--- Begin GIVEN RECORDS ---
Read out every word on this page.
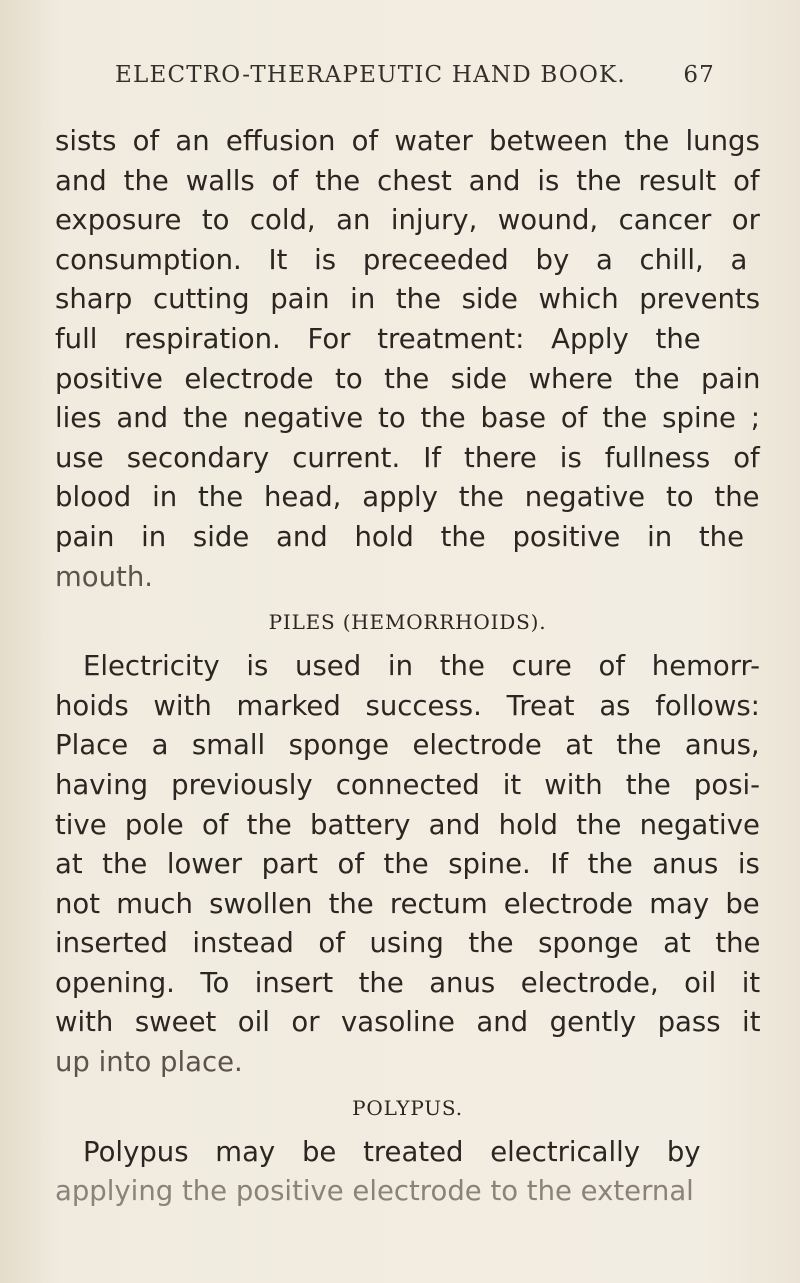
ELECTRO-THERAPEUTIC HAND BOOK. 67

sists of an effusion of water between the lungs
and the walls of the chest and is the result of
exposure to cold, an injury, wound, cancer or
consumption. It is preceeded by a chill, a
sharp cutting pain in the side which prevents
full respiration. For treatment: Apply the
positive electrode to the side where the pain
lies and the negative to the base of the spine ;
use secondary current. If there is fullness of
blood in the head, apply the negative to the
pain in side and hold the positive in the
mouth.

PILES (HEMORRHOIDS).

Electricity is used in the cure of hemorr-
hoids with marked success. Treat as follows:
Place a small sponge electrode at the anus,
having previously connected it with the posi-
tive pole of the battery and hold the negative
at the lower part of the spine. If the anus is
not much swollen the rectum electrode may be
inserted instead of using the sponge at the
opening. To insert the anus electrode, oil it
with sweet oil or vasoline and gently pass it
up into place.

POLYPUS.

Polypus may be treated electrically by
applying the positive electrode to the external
--- End GIVEN RECORDS ---
--- Begin GIVEN RECORDS ---
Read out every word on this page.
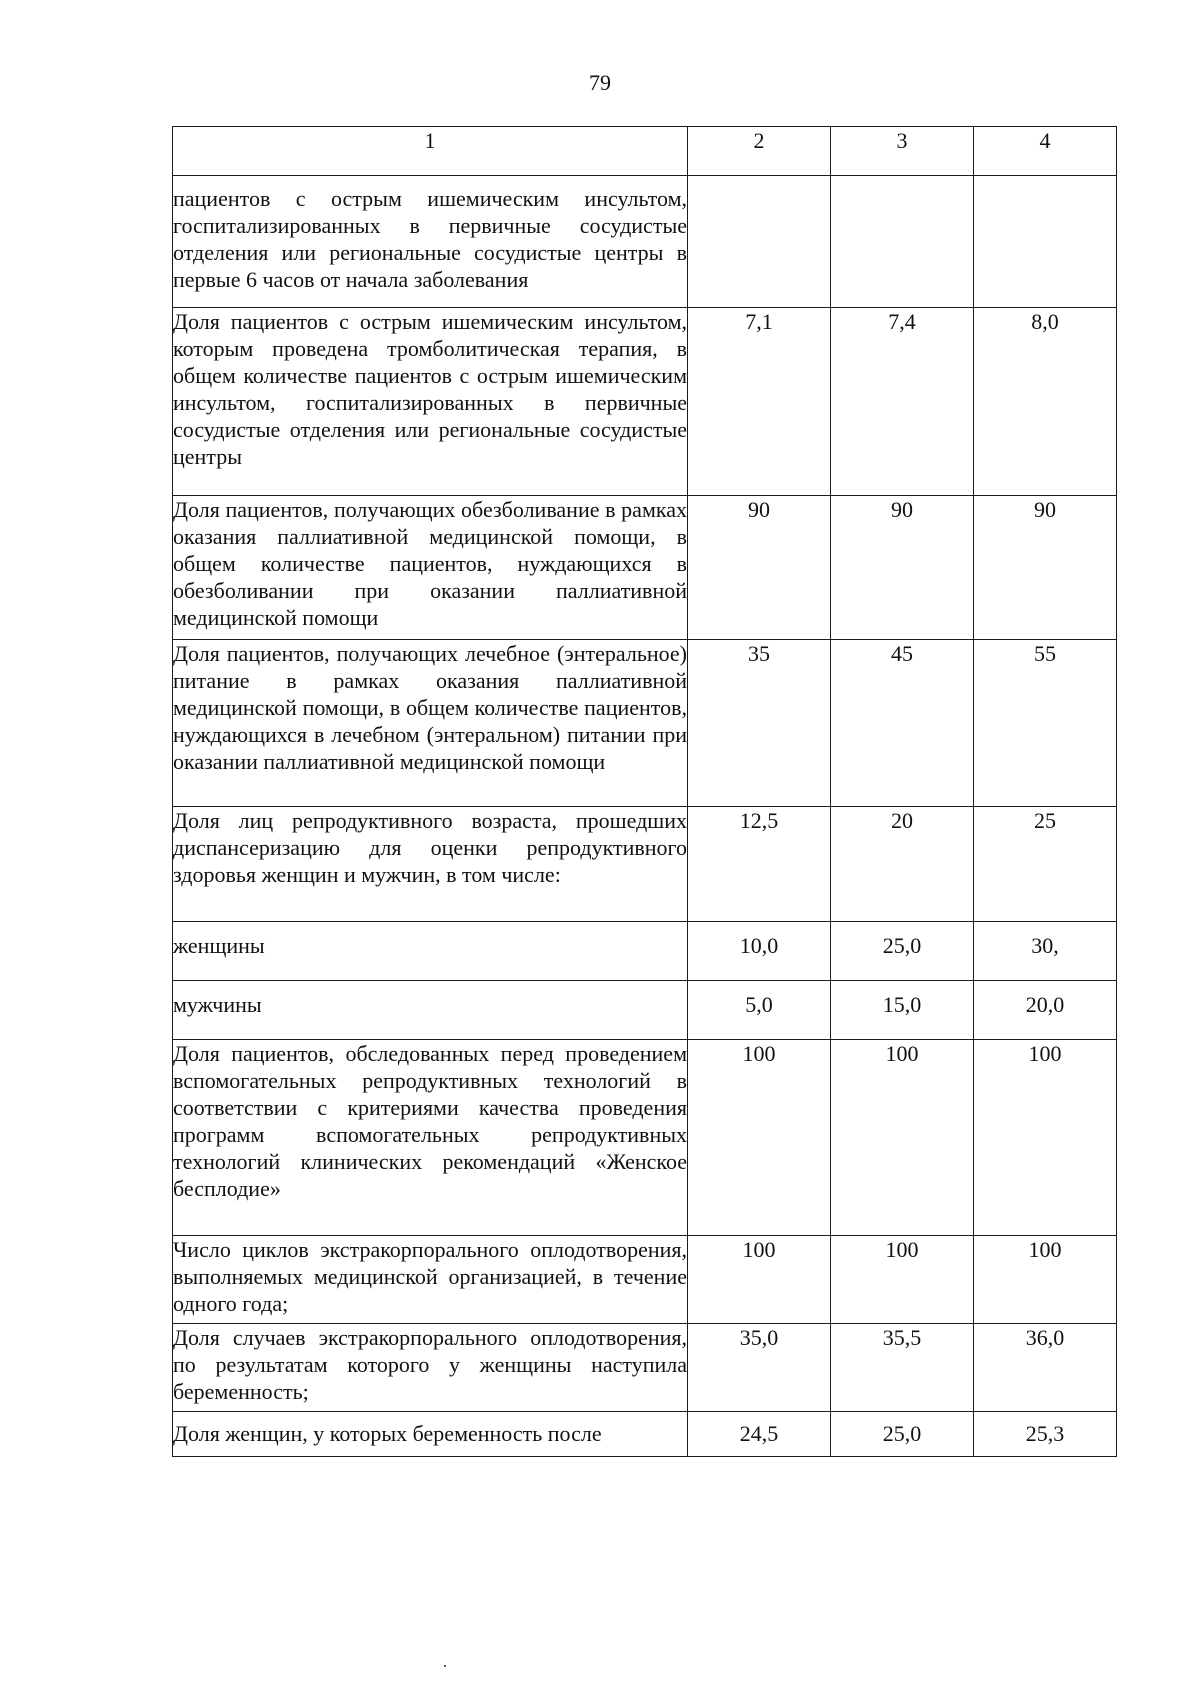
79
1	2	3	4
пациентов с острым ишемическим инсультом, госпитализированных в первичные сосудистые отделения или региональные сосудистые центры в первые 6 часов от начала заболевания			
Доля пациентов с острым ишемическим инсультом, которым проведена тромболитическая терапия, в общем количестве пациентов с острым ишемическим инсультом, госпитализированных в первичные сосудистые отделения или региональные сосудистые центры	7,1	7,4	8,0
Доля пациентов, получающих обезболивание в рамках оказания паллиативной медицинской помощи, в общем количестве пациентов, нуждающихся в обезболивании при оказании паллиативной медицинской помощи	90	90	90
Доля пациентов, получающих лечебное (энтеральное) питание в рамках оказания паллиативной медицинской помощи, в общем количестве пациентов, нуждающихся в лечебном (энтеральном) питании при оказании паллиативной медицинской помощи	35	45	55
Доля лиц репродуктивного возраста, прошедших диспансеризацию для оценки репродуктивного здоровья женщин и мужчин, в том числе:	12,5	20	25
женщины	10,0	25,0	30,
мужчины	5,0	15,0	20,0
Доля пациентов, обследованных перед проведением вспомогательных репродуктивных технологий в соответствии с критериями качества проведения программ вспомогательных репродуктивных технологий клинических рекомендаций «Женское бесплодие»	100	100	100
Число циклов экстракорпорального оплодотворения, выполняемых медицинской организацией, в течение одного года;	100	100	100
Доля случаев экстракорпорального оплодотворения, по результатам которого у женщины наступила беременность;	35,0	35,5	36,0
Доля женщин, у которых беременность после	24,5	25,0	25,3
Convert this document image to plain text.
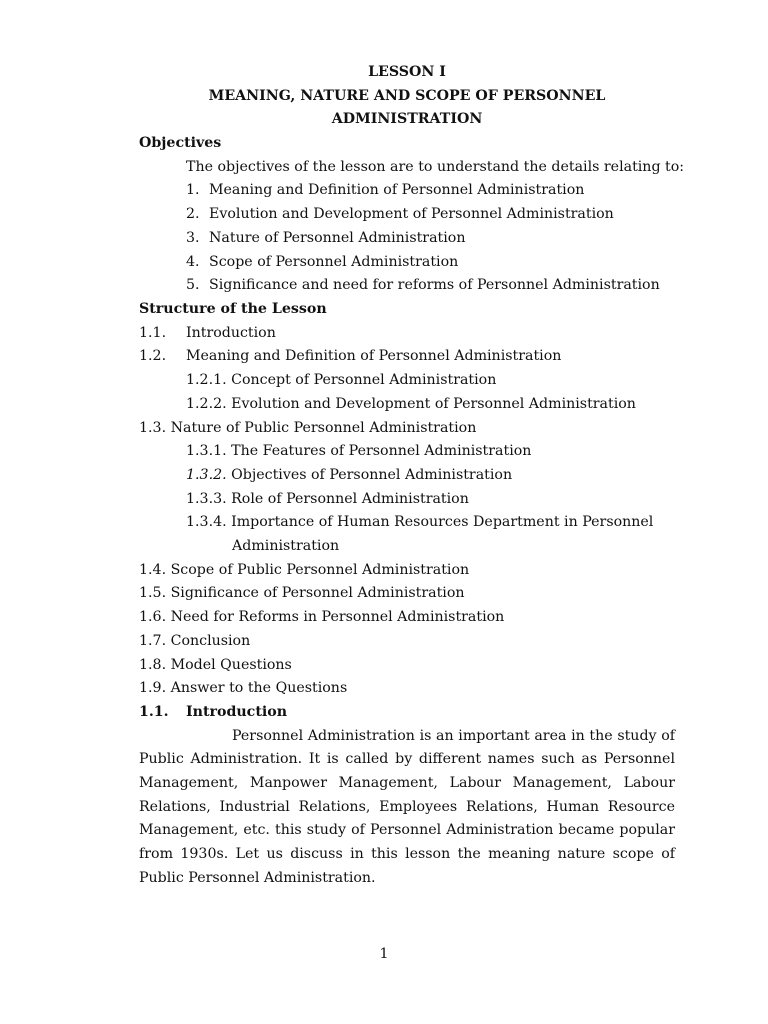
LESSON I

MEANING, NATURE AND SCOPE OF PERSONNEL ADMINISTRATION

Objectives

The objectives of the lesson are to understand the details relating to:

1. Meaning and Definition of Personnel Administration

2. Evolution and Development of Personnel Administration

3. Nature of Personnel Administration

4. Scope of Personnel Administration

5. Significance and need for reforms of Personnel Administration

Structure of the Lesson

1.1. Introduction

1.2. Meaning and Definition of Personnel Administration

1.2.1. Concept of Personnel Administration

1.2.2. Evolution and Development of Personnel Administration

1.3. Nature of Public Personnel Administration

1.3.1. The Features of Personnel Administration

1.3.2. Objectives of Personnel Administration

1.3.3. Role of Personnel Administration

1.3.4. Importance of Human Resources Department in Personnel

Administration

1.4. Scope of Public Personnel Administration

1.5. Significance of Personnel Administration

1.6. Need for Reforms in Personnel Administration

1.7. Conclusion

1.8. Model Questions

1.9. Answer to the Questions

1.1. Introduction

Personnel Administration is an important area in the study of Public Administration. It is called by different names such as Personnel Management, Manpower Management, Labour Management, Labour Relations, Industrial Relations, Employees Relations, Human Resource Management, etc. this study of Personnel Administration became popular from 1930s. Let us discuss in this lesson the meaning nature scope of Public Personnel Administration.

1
--- End GIVEN RECORDS ---
DIRECTIVE: Display every line of the listing that contains the string "нуждающихся".

CORRECT RESPONSE:
Доля пациентов, получающих обезболивание в рамках оказания паллиативной медицинской помощи, в общем количестве пациентов, нуждающихся в обезболивании при оказании паллиативной медицинской помощи	90	90	90
Доля пациентов, получающих лечебное (энтеральное) питание в рамках оказания паллиативной медицинской помощи, в общем количестве пациентов, нуждающихся в лечебном (энтеральном) питании при оказании паллиативной медицинской помощи	35	45	55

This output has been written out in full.